Element and coordinate entries>
——————

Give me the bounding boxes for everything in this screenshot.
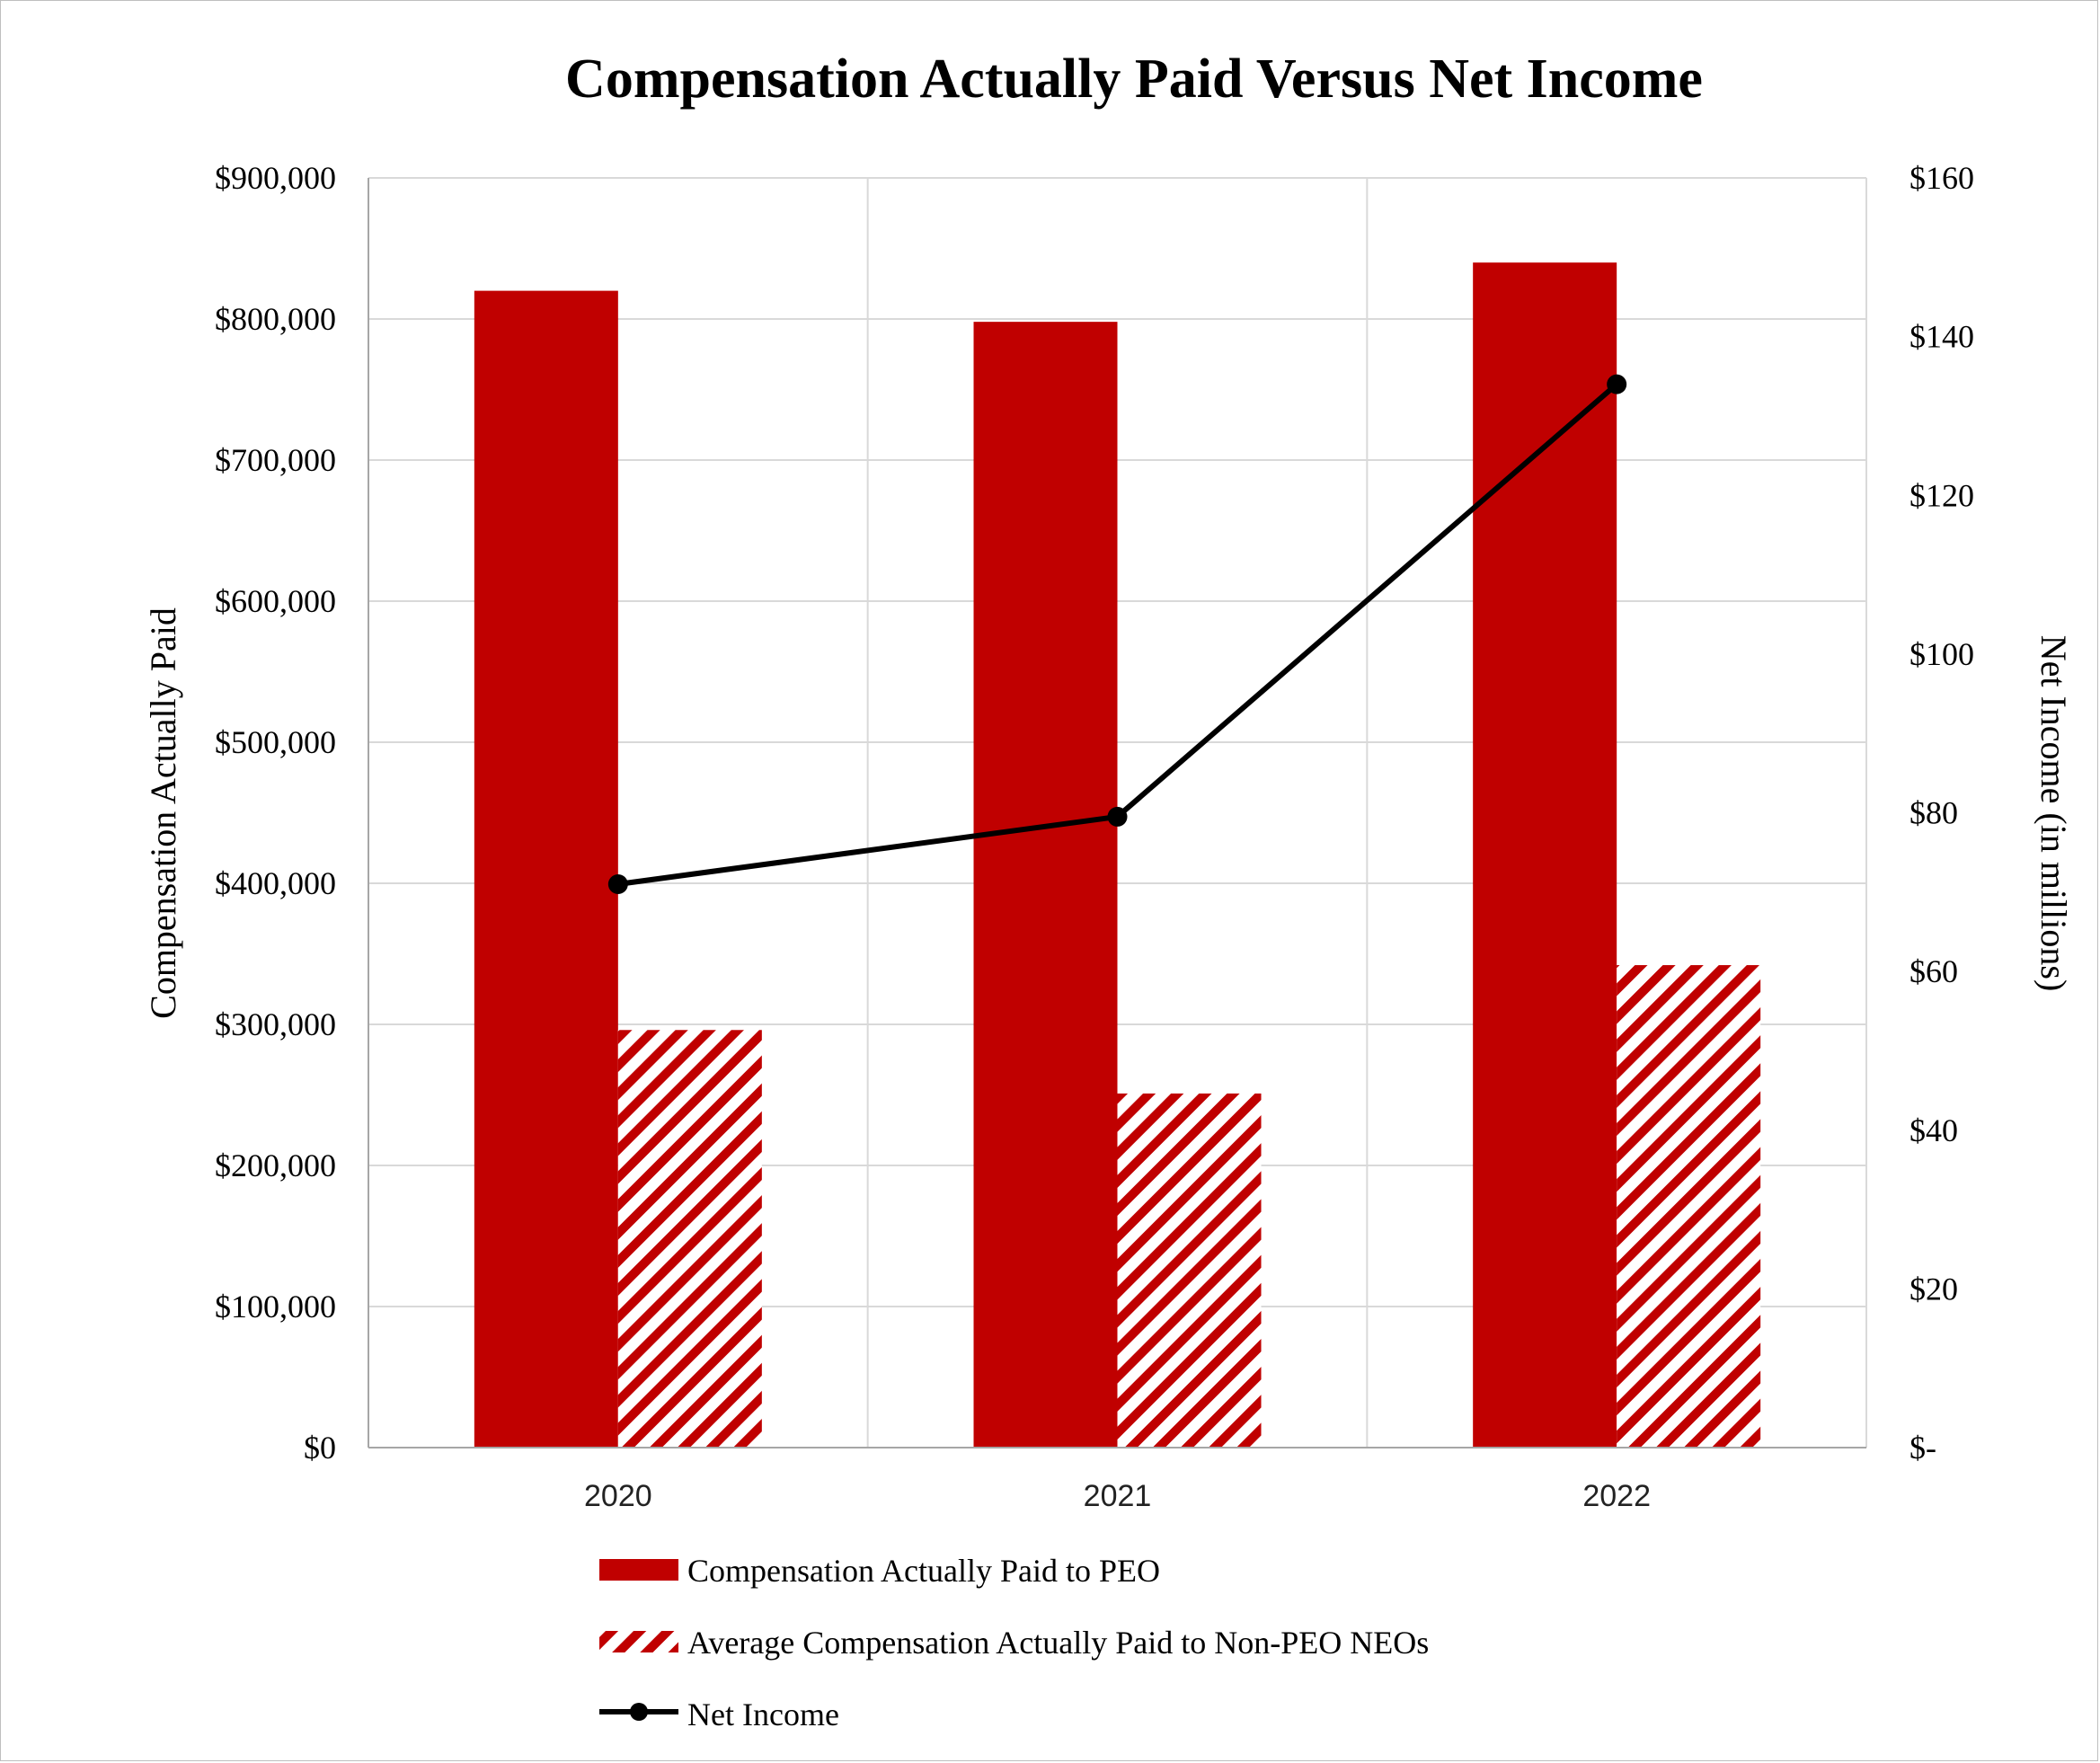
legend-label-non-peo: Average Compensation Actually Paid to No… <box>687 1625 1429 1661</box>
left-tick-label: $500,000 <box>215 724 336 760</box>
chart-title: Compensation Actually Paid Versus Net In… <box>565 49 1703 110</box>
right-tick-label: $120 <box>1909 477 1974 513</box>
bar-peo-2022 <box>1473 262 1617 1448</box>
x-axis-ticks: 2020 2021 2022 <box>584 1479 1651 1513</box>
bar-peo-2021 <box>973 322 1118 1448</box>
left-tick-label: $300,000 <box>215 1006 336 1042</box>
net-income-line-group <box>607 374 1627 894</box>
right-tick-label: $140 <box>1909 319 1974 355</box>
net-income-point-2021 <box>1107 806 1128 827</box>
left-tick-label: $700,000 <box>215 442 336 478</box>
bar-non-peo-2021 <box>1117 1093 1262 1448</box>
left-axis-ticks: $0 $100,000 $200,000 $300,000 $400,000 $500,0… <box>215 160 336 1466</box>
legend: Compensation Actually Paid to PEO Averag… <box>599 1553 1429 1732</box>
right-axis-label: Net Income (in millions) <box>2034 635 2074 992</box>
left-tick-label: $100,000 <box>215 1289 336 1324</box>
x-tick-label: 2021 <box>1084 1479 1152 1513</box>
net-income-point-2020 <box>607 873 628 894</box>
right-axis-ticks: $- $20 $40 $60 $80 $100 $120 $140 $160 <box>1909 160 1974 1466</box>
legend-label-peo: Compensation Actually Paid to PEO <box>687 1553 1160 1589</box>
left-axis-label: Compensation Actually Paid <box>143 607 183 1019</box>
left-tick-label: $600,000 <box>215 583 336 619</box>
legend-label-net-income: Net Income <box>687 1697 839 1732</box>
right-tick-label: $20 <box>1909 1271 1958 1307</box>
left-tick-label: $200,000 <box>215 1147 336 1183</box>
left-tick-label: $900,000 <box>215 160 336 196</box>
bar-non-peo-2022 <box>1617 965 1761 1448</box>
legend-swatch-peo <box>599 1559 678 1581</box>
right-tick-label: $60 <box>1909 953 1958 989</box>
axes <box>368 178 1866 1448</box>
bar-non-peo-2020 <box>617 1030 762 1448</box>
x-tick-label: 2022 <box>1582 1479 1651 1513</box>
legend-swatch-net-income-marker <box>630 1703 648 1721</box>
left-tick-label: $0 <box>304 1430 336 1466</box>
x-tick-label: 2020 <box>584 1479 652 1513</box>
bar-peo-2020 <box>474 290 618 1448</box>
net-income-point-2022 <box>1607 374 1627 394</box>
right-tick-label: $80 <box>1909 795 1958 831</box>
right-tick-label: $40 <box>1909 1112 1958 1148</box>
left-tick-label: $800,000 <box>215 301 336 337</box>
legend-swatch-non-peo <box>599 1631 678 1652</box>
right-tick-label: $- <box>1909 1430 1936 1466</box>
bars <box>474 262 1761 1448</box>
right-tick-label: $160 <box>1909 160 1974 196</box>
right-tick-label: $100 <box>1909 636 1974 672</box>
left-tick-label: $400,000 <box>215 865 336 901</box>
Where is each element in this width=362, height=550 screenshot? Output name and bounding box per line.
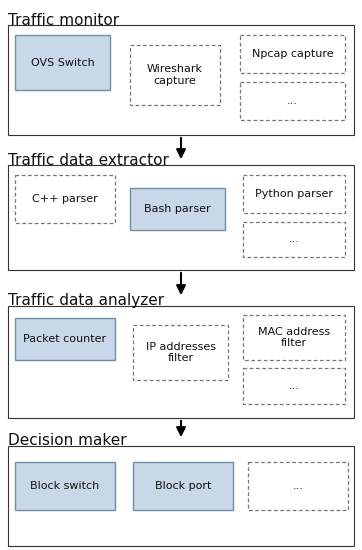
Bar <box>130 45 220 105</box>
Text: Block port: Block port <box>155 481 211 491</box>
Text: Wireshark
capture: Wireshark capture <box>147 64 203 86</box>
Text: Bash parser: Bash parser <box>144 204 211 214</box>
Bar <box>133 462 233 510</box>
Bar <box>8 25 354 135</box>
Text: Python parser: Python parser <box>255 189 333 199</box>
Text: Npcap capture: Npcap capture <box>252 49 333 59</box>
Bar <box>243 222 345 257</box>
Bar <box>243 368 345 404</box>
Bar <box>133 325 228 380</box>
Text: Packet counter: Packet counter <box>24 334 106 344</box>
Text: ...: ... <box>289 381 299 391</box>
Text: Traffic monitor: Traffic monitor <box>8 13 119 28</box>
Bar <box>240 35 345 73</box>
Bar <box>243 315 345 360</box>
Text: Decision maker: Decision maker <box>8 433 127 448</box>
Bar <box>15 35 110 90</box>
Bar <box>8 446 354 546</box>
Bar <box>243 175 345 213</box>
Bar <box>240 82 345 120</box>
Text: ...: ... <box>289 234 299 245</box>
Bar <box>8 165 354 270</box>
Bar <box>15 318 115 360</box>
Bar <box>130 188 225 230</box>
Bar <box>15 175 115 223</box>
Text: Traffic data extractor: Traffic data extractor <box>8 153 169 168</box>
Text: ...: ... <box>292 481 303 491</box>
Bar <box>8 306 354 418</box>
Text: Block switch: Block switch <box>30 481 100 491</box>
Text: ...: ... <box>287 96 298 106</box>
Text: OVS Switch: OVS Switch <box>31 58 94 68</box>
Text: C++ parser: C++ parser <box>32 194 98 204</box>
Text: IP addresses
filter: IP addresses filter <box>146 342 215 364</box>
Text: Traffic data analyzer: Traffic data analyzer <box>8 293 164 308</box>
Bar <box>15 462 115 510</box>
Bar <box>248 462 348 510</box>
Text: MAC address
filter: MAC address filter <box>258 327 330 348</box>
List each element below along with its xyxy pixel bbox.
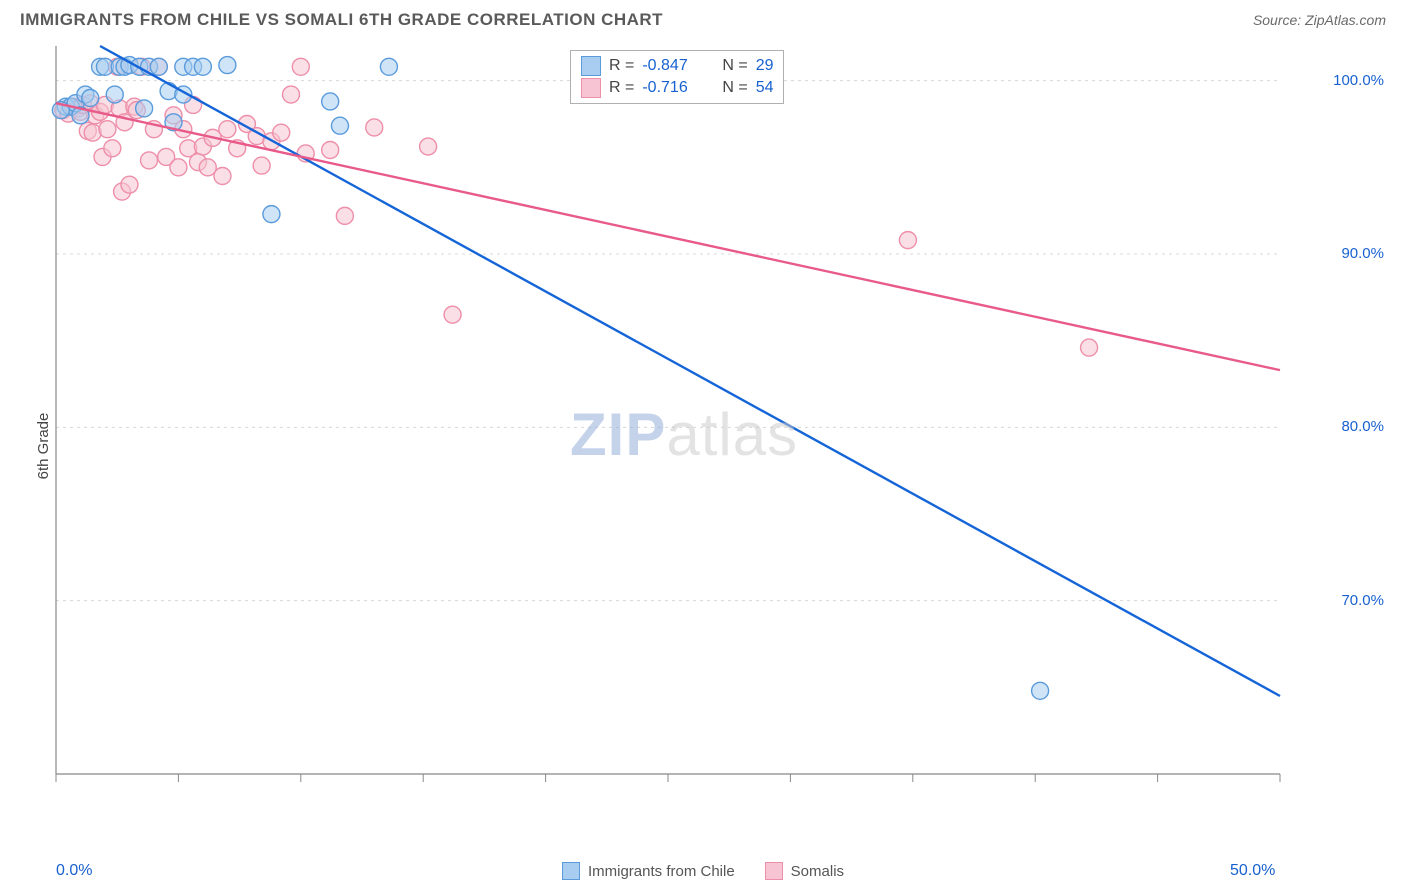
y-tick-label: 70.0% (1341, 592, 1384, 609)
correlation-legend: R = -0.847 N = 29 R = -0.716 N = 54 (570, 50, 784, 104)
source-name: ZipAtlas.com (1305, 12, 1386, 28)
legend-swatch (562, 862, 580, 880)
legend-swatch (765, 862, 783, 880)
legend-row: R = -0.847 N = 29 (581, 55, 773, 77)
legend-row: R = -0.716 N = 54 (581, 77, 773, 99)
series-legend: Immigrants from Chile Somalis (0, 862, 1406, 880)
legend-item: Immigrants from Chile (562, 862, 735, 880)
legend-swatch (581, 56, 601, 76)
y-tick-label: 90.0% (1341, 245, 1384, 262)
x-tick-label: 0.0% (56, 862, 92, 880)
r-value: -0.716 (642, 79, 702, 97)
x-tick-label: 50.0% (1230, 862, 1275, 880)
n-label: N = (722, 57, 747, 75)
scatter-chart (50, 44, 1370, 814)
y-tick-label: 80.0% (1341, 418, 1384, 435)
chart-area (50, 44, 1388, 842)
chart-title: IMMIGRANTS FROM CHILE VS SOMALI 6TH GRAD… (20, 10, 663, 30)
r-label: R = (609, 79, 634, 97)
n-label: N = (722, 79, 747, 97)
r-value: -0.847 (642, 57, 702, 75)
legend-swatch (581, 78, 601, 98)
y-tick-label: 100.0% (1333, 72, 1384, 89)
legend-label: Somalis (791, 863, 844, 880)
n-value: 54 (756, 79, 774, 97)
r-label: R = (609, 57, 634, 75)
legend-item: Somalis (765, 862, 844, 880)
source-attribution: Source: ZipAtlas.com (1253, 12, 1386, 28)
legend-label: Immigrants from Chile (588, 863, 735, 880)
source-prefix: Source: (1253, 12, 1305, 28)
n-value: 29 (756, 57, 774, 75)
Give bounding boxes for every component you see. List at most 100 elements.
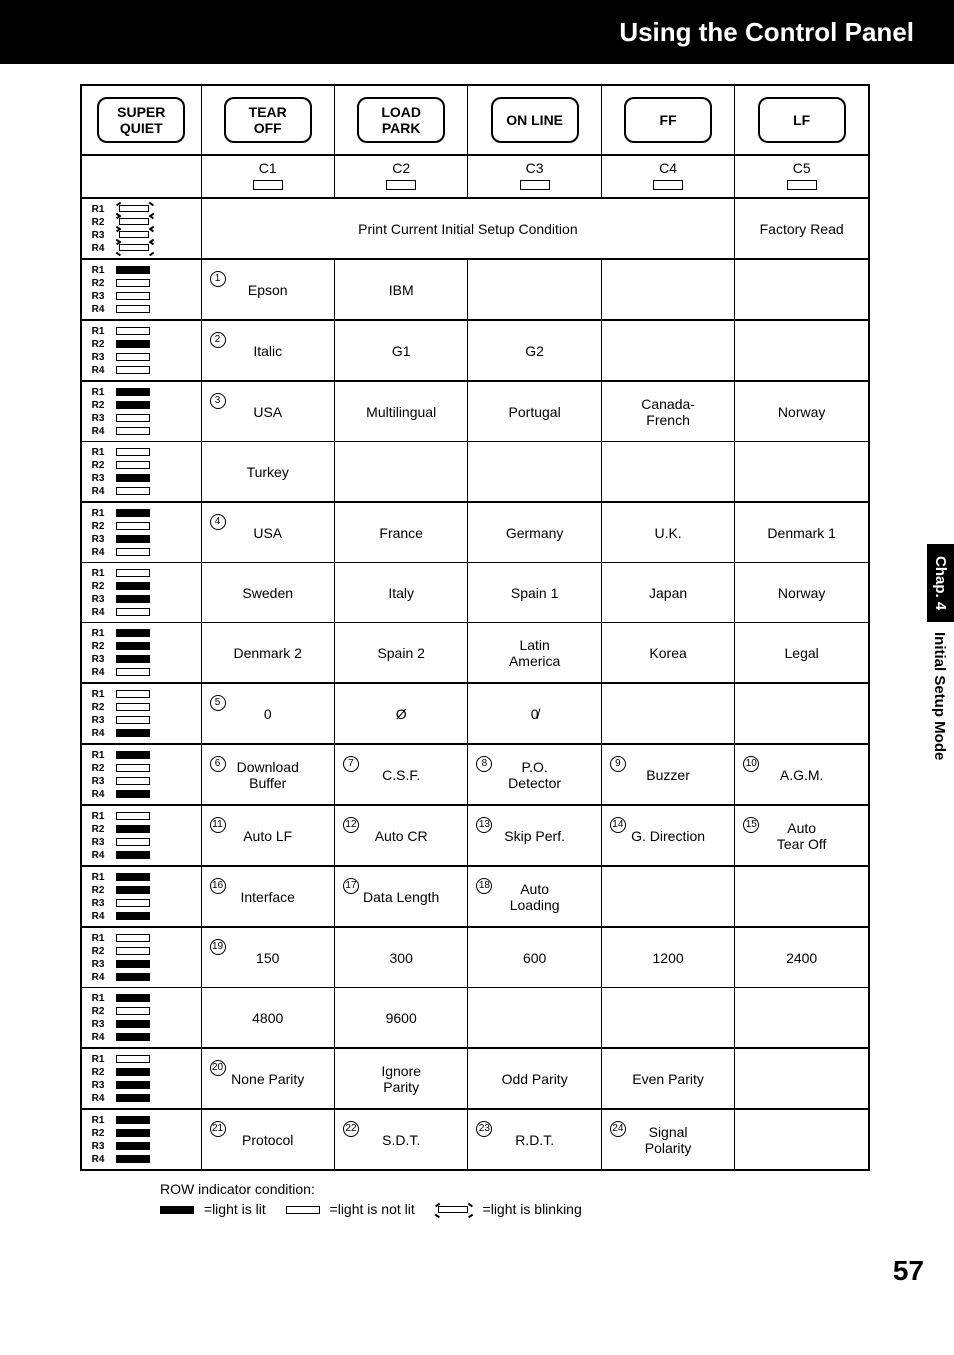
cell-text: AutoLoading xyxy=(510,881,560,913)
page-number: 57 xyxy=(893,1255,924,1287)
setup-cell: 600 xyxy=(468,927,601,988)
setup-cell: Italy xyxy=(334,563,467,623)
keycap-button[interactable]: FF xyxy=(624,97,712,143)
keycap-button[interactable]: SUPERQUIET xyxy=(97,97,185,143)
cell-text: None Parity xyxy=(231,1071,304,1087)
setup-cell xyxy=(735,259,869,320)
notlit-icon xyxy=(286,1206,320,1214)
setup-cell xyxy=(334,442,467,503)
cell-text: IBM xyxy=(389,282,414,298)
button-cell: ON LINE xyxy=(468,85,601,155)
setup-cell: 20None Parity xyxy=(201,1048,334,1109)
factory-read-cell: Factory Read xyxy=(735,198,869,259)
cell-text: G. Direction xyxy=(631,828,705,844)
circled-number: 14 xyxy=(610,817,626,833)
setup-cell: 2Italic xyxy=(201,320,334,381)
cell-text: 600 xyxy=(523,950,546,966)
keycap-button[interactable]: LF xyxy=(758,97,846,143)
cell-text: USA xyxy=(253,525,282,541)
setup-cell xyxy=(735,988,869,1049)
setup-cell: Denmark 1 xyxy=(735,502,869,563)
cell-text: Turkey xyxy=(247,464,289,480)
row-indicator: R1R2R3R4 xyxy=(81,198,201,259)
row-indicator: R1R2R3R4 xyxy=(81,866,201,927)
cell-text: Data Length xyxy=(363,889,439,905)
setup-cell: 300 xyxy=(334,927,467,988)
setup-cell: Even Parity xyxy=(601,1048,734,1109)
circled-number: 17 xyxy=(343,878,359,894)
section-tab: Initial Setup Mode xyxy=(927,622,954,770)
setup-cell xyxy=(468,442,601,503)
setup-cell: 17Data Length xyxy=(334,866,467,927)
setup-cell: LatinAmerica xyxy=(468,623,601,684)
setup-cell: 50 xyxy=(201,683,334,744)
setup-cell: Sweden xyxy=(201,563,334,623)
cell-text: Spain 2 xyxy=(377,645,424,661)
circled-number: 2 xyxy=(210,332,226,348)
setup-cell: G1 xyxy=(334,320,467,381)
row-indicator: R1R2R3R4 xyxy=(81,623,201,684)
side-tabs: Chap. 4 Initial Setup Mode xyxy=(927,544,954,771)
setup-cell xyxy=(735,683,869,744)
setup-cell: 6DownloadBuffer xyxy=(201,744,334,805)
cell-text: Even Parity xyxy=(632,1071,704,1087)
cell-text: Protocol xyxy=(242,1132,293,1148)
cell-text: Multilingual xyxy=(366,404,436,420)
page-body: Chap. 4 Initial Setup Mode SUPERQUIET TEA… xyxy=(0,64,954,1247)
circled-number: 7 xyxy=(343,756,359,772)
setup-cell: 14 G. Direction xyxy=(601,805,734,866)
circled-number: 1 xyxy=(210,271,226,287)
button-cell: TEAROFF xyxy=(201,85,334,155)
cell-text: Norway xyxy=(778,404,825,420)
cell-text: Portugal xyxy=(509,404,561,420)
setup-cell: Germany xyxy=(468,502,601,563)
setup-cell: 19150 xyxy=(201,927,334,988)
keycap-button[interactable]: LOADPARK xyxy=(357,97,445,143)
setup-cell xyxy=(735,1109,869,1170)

——————

Job> Rewrite the lines from the one with "Bar <box>130 45 220 105</box>" up to and including the one with "Bar <box>133 462 233 510</box>", putting "Shell parser" in place of "Bash parser" and leaving everything else the same.

Correct response>
Bar <box>130 45 220 105</box>
Text: Block port: Block port <box>155 481 211 491</box>
Text: Wireshark
capture: Wireshark capture <box>147 64 203 86</box>
Text: Shell parser: Shell parser <box>144 204 211 214</box>
Bar <box>133 462 233 510</box>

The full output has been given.